*STATED PROBLEM*:
Write out every entry precisely as given, leaving the pictures out.

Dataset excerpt
^^^^^^^^

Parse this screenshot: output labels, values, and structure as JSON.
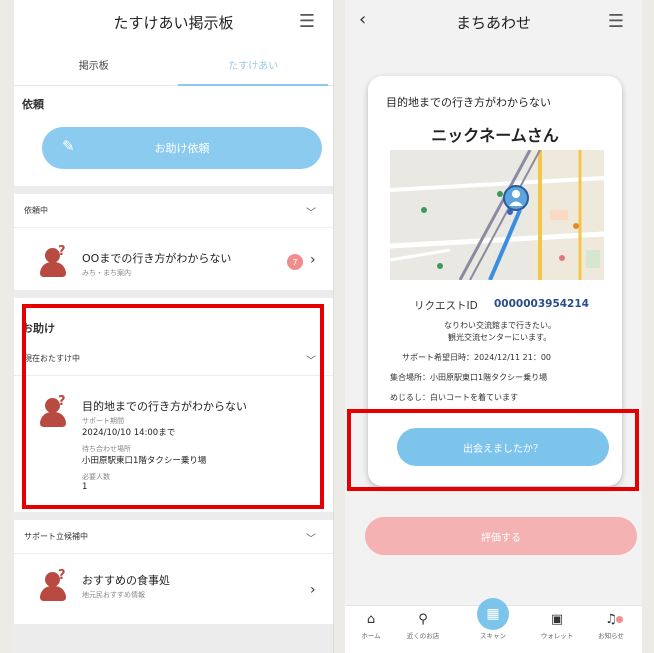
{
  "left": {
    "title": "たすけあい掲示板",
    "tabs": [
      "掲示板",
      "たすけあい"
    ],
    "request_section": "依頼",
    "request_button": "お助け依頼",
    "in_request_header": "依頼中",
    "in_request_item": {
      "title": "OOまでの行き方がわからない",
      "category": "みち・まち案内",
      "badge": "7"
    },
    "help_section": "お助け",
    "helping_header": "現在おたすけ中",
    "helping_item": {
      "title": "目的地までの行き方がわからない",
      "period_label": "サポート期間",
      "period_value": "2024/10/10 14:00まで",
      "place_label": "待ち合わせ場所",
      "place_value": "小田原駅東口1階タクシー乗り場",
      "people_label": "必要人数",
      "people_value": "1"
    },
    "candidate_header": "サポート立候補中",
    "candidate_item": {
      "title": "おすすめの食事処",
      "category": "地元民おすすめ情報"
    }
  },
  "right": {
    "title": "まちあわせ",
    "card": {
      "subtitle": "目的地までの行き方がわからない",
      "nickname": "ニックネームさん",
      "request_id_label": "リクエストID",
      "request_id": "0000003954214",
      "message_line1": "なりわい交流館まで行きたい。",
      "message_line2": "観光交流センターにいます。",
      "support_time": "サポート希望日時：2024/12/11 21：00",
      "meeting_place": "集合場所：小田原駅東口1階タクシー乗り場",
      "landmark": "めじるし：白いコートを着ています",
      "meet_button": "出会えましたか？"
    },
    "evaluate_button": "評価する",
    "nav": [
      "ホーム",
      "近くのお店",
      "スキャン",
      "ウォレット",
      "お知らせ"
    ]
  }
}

^^^^^^^^

*IN RESPONSE*:
Parse this screenshot: output labels, values, and structure as JSON.
{
  "left": {
    "title": "たすけあい掲示板",
    "tabs": [
      "掲示板",
      "たすけあい"
    ],
    "request_section": "依頼",
    "request_button": "お助け依頼",
    "in_request_header": "依頼中",
    "in_request_item": {
      "title": "OOまでの行き方がわからない",
      "category": "みち・まち案内",
      "badge": "7"
    },
    "help_section": "お助け",
    "helping_header": "現在おたすけ中",
    "helping_item": {
      "title": "目的地までの行き方がわからない",
      "period_label": "サポート期間",
      "period_value": "2024/10/10 14:00まで",
      "place_label": "待ち合わせ場所",
      "place_value": "小田原駅東口1階タクシー乗り場",
      "people_label": "必要人数",
      "people_value": "1"
    },
    "candidate_header": "サポート立候補中",
    "candidate_item": {
      "title": "おすすめの食事処",
      "category": "地元民おすすめ情報"
    }
  },
  "right": {
    "title": "まちあわせ",
    "card": {
      "subtitle": "目的地までの行き方がわからない",
      "nickname": "ニックネームさん",
      "request_id_label": "リクエストID",
      "request_id": "0000003954214",
      "message_line1": "なりわい交流館まで行きたい。",
      "message_line2": "観光交流センターにいます。",
      "support_time": "サポート希望日時：2024/12/11 21：00",
      "meeting_place": "集合場所：小田原駅東口1階タクシー乗り場",
      "landmark": "めじるし：白いコートを着ています",
      "meet_button": "出会えましたか？"
    },
    "evaluate_button": "評価する",
    "nav": [
      "ホーム",
      "近くのお店",
      "スキャン",
      "ウォレット",
      "お知らせ"
    ]
  }
}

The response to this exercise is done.